**Exercise brief:**
Sort through the data and copy the lines holding the word "Cruz".

· · · · · · ·

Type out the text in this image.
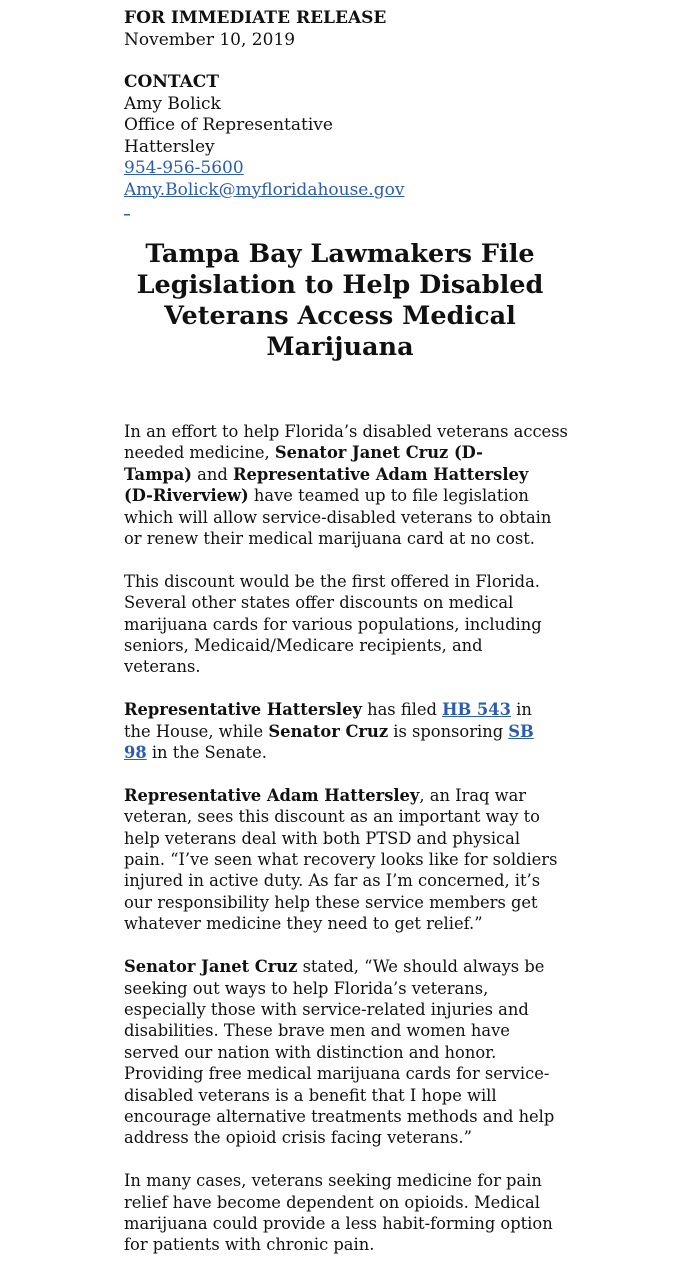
FOR IMMEDIATE RELEASE
November 10, 2019
CONTACT
Amy Bolick
Office of Representative
Hattersley
954-956-5600
Amy.Bolick@myfloridahouse.gov
_
Tampa Bay Lawmakers File
Legislation to Help Disabled
Veterans Access Medical
Marijuana

In an effort to help Florida’s disabled veterans access
needed medicine, Senator Janet Cruz (D-
Tampa) and Representative Adam Hattersley
(D-Riverview) have teamed up to file legislation
which will allow service-disabled veterans to obtain
or renew their medical marijuana card at no cost.

This discount would be the first offered in Florida.
Several other states offer discounts on medical
marijuana cards for various populations, including
seniors, Medicaid/Medicare recipients, and
veterans.

Representative Hattersley has filed HB 543 in
the House, while Senator Cruz is sponsoring SB
98 in the Senate.

Representative Adam Hattersley, an Iraq war
veteran, sees this discount as an important way to
help veterans deal with both PTSD and physical
pain. “I’ve seen what recovery looks like for soldiers
injured in active duty. As far as I’m concerned, it’s
our responsibility help these service members get
whatever medicine they need to get relief.”

Senator Janet Cruz stated, “We should always be
seeking out ways to help Florida’s veterans,
especially those with service-related injuries and
disabilities. These brave men and women have
served our nation with distinction and honor.
Providing free medical marijuana cards for service-
disabled veterans is a benefit that I hope will
encourage alternative treatments methods and help
address the opioid crisis facing veterans.”

In many cases, veterans seeking medicine for pain
relief have become dependent on opioids. Medical
marijuana could provide a less habit-forming option
for patients with chronic pain.
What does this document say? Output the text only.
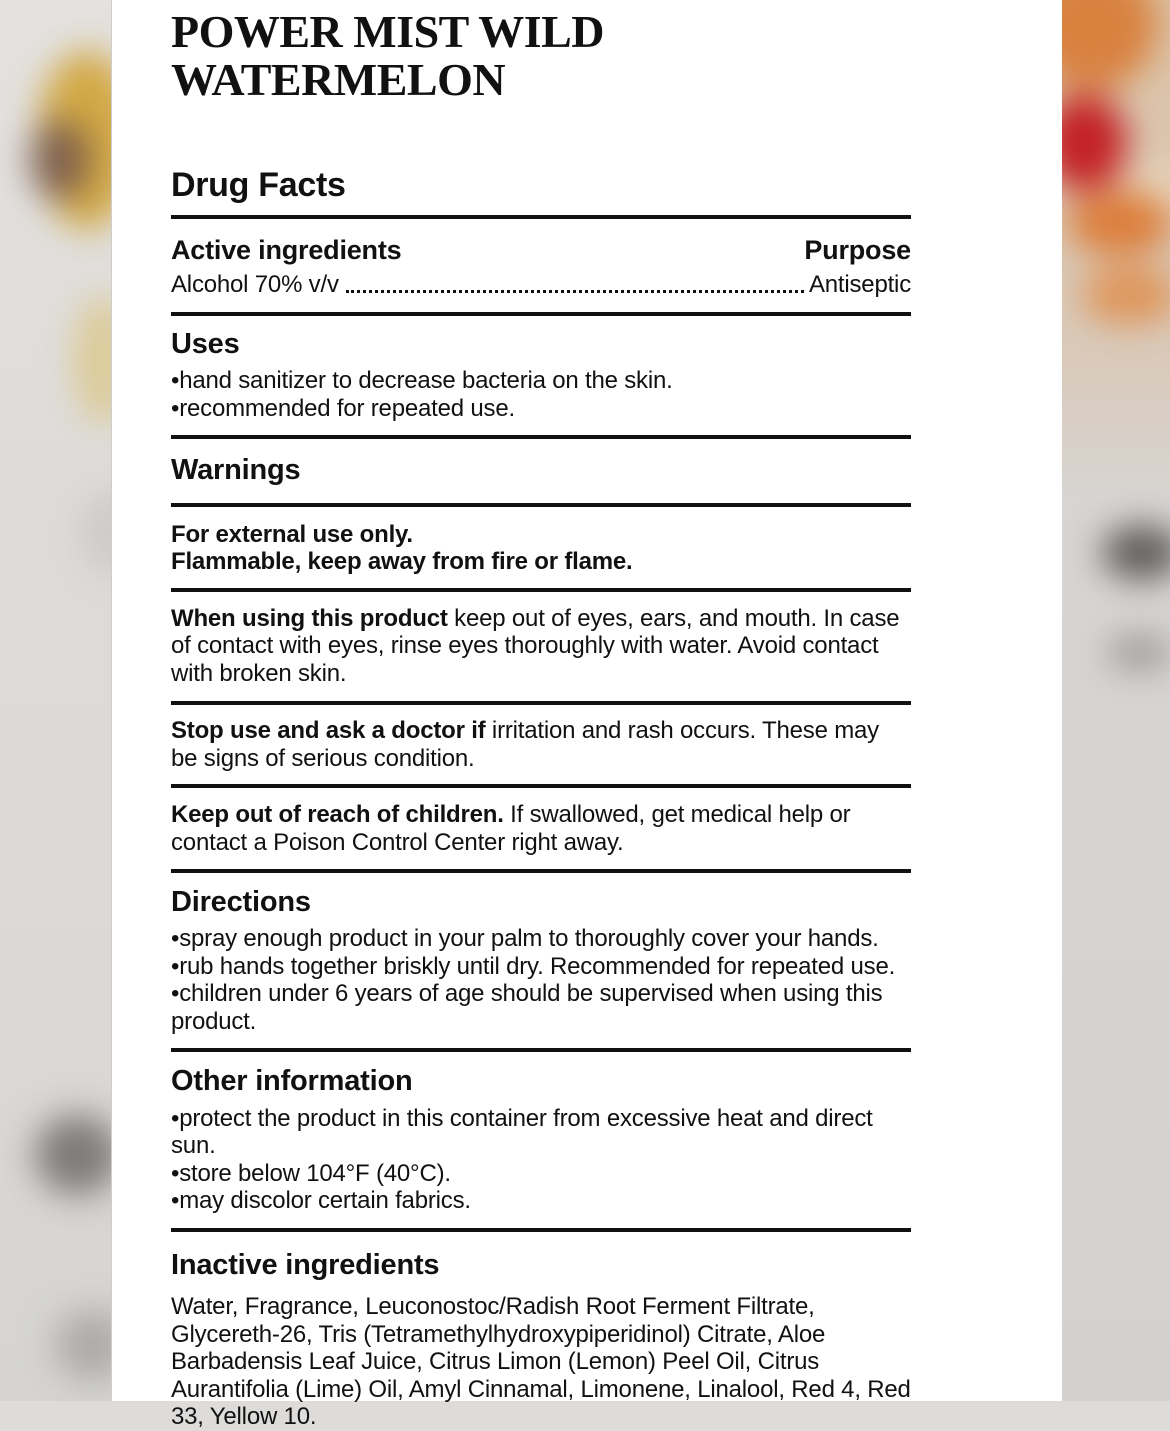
POWER MIST WILD WATERMELON
Drug Facts
Active ingredients	Purpose
Alcohol 70% v/v	Antiseptic
Uses
• hand sanitizer to decrease bacteria on the skin.
• recommended for repeated use.
Warnings

For external use only.

Flammable, keep away from fire or flame.

When using this product keep out of eyes, ears, and mouth. In case of contact with eyes, rinse eyes thoroughly with water. Avoid contact with broken skin.

Stop use and ask a doctor if irritation and rash occurs. These may be signs of serious condition.

Keep out of reach of children. If swallowed, get medical help or contact a Poison Control Center right away.

Directions
• spray enough product in your palm to thoroughly cover your hands.
• rub hands together briskly until dry. Recommended for repeated use.
• children under 6 years of age should be supervised when using this product.
Other information
• protect the product in this container from excessive heat and direct sun.
• store below 104°F (40°C).
• may discolor certain fabrics.
Inactive ingredients

Water, Fragrance, Leuconostoc/Radish Root Ferment Filtrate, Glycereth-26, Tris (Tetramethylhydroxypiperidinol) Citrate, Aloe Barbadensis Leaf Juice, Citrus Limon (Lemon) Peel Oil, Citrus Aurantifolia (Lime) Oil, Amyl Cinnamal, Limonene, Linalool, Red 4, Red 33, Yellow 10.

· · · · · · ·

**Written answer:**
needed medicine, Senator Janet Cruz (D-
the House, while Senator Cruz is sponsoring SB
Senator Janet Cruz stated, “We should always be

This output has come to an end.